Saved data entries:
-- START --
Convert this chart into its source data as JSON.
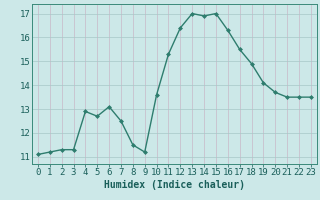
{
  "x": [
    0,
    1,
    2,
    3,
    4,
    5,
    6,
    7,
    8,
    9,
    10,
    11,
    12,
    13,
    14,
    15,
    16,
    17,
    18,
    19,
    20,
    21,
    22,
    23
  ],
  "y": [
    11.1,
    11.2,
    11.3,
    11.3,
    12.9,
    12.7,
    13.1,
    12.5,
    11.5,
    11.2,
    13.6,
    15.3,
    16.4,
    17.0,
    16.9,
    17.0,
    16.3,
    15.5,
    14.9,
    14.1,
    13.7,
    13.5,
    13.5,
    13.5
  ],
  "line_color": "#2e7d6e",
  "marker": "D",
  "marker_size": 2.0,
  "line_width": 1.0,
  "bg_color": "#cce8e8",
  "grid_color_v": "#c8b8c8",
  "grid_color_h": "#a8c8c8",
  "xlabel": "Humidex (Indice chaleur)",
  "xlabel_fontsize": 7,
  "xlabel_color": "#1a5f5a",
  "ylim": [
    10.7,
    17.4
  ],
  "xlim": [
    -0.5,
    23.5
  ],
  "yticks": [
    11,
    12,
    13,
    14,
    15,
    16,
    17
  ],
  "xticks": [
    0,
    1,
    2,
    3,
    4,
    5,
    6,
    7,
    8,
    9,
    10,
    11,
    12,
    13,
    14,
    15,
    16,
    17,
    18,
    19,
    20,
    21,
    22,
    23
  ],
  "tick_fontsize": 6.5,
  "tick_color": "#1a5f5a",
  "spine_color": "#3a8a7a"
}
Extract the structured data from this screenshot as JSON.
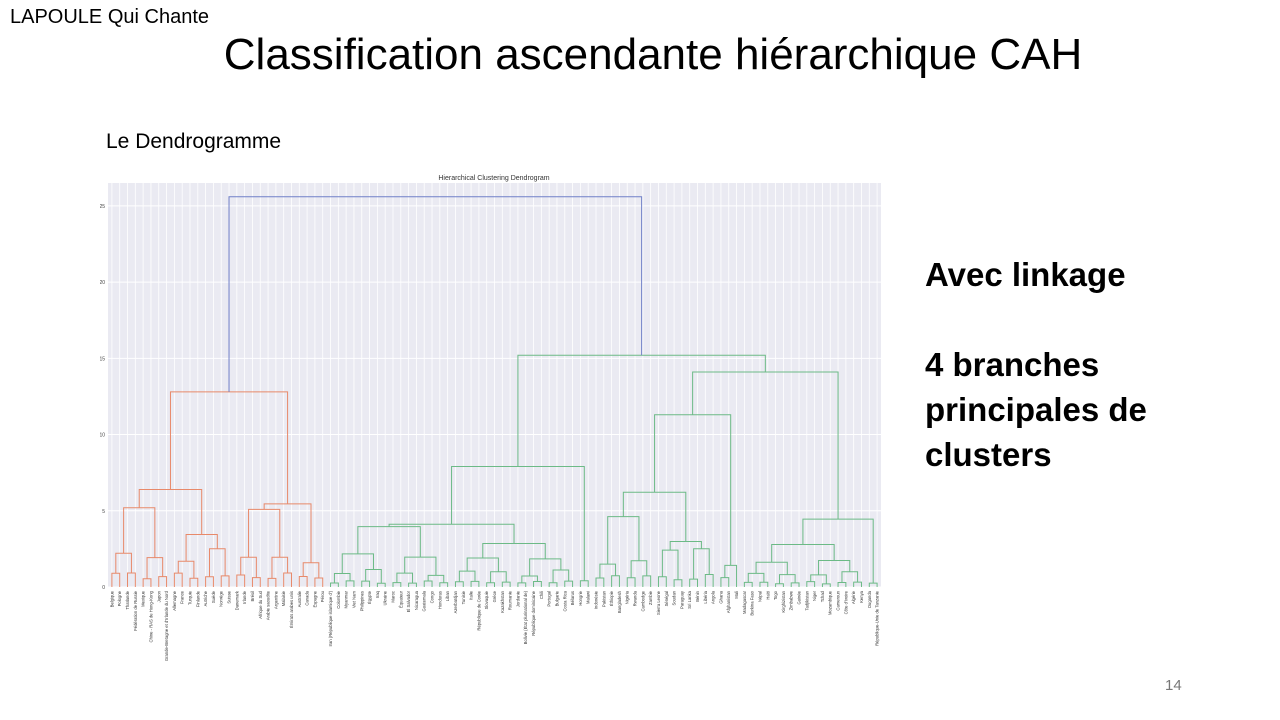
{
  "slide": {
    "author": "LAPOULE Qui Chante",
    "title": "Classification ascendante hiérarchique CAH",
    "subtitle": "Le Dendrogramme",
    "side_lines": [
      "Avec linkage",
      "",
      "4 branches",
      "principales de",
      "clusters"
    ],
    "page_number": "14"
  },
  "chart_data": {
    "type": "dendrogram",
    "title": "Hierarchical Clustering Dendrogram",
    "ylim": [
      0,
      26.5
    ],
    "yticks": [
      0,
      5,
      10,
      15,
      20,
      25
    ],
    "grid": true,
    "colors": {
      "cluster1": "#e8896a",
      "cluster2": "#6cba86",
      "root": "#6f7fc7",
      "background": "#eaeaf2"
    },
    "clusters": [
      {
        "color": "cluster1",
        "leaves": [
          "Belgique",
          "Pologne",
          "Thaïlande",
          "Fédération de Russie",
          "Mexique",
          "Chine - RAS de Hong-Kong",
          "Japon",
          "Grande-Bretagne et d'Irlande du Nord",
          "Allemagne",
          "France",
          "Turquie",
          "Finlande",
          "Autriche",
          "Suède",
          "Norvège",
          "Suisse",
          "Danemark",
          "Irlande",
          "Brésil",
          "Afrique du Sud",
          "Arabie saoudite",
          "Argentine",
          "Malaisie",
          "Émirats arabes unis",
          "Australie",
          "Canada",
          "Espagne",
          "Pérou"
        ]
      },
      {
        "color": "cluster2",
        "leaves": [
          "Iran (République islamique d')",
          "Colombie",
          "Myanmar",
          "Viet Nam",
          "Philippines",
          "Égypte",
          "Iraq",
          "Ukraine",
          "Maroc",
          "Équateur",
          "El Salvador",
          "Nicaragua",
          "Guatemala",
          "Congo",
          "Honduras",
          "Liban",
          "Azerbaïdjan",
          "Tunisie",
          "Italie",
          "République de Corée",
          "Slovaquie",
          "Grèce",
          "Kazakhstan",
          "Roumanie",
          "Jordanie",
          "Bolivie (État plurinational de)",
          "République dominicaine",
          "Chili",
          "Portugal",
          "Bulgarie",
          "Costa Rica",
          "Bélarus",
          "Hongrie",
          "Malawi"
        ]
      },
      {
        "color": "cluster2",
        "leaves": [
          "Indonésie",
          "Pakistan",
          "Éthiopie",
          "Bangladesh",
          "Nigéria",
          "Rwanda",
          "Cambodge",
          "Zambie",
          "Sierra Leone",
          "Sénégal",
          "Soudan",
          "Paraguay",
          "Sri Lanka",
          "Bénin",
          "Libéria",
          "Angola",
          "Ghana",
          "Afghanistan",
          "Mali"
        ]
      },
      {
        "color": "cluster2",
        "leaves": [
          "Madagascar",
          "Burkina Faso",
          "Népal",
          "Haïti",
          "Togo",
          "Kirghizistan",
          "Zimbabwe",
          "Guinée",
          "Tadjikistan",
          "Niger",
          "Tchad",
          "Mozambique",
          "Cameroun",
          "Côte d'Ivoire",
          "Algérie",
          "Kenya",
          "Ouganda",
          "République-Unie de Tanzanie"
        ]
      }
    ],
    "top_links": [
      {
        "between": [
          "cluster_1",
          "clusters_2_3_4"
        ],
        "height": 25.6,
        "color": "root"
      },
      {
        "between": [
          "cluster_2",
          "clusters_3_4"
        ],
        "height": 15.2,
        "color": "cluster2"
      },
      {
        "between": [
          "cluster_3",
          "cluster_4"
        ],
        "height": 14.1,
        "color": "cluster2"
      },
      {
        "root_of": "cluster_1",
        "height": 12.8,
        "color": "cluster1"
      },
      {
        "root_of": "cluster_2",
        "height": 7.9,
        "color": "cluster2"
      }
    ]
  }
}
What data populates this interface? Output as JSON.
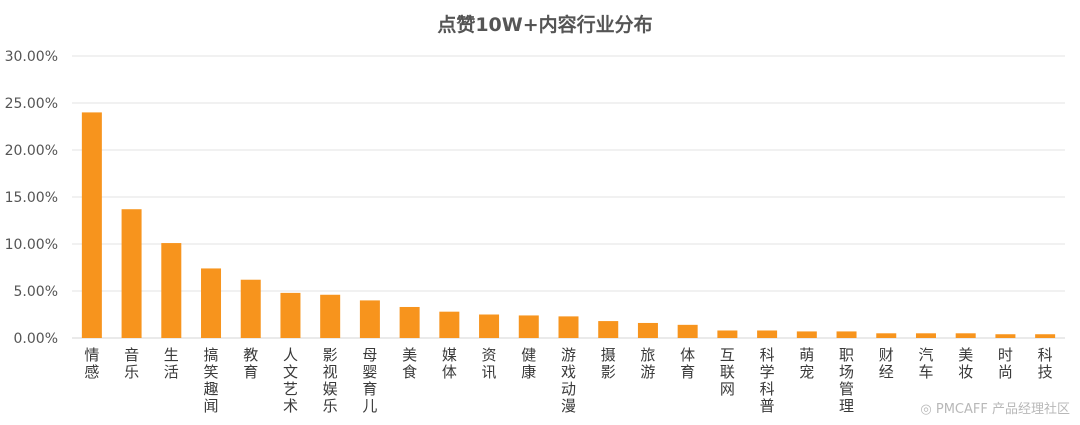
{
  "chart_data": {
    "type": "bar",
    "title": "点赞10W+内容行业分布",
    "xlabel": "",
    "ylabel": "",
    "ylim": [
      0,
      30
    ],
    "y_ticks": [
      "0.00%",
      "5.00%",
      "10.00%",
      "15.00%",
      "20.00%",
      "25.00%",
      "30.00%"
    ],
    "grid": true,
    "legend": "none",
    "bar_color": "#F7941D",
    "categories": [
      "情感",
      "音乐",
      "生活",
      "搞笑趣闻",
      "教育",
      "人文艺术",
      "影视娱乐",
      "母婴育儿",
      "美食",
      "媒体",
      "资讯",
      "健康",
      "游戏动漫",
      "摄影",
      "旅游",
      "体育",
      "互联网",
      "科学科普",
      "萌宠",
      "职场管理",
      "财经",
      "汽车",
      "美妆",
      "时尚",
      "科技"
    ],
    "values": [
      24.0,
      13.7,
      10.1,
      7.4,
      6.2,
      4.8,
      4.6,
      4.0,
      3.3,
      2.8,
      2.5,
      2.4,
      2.3,
      1.8,
      1.6,
      1.4,
      0.8,
      0.8,
      0.7,
      0.7,
      0.5,
      0.5,
      0.5,
      0.4,
      0.4
    ]
  },
  "footer": {
    "brand": "PMCAFF 产品经理社区"
  }
}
-- END --
WHAT TO DO ▸ Copy each line of the listing that holds the word "JSON".

WRITTEN SOLUTION ▸
Convert this chart into its source data as JSON.
Extract the structured data from this screenshot as JSON.
What data populates this interface? Output as JSON.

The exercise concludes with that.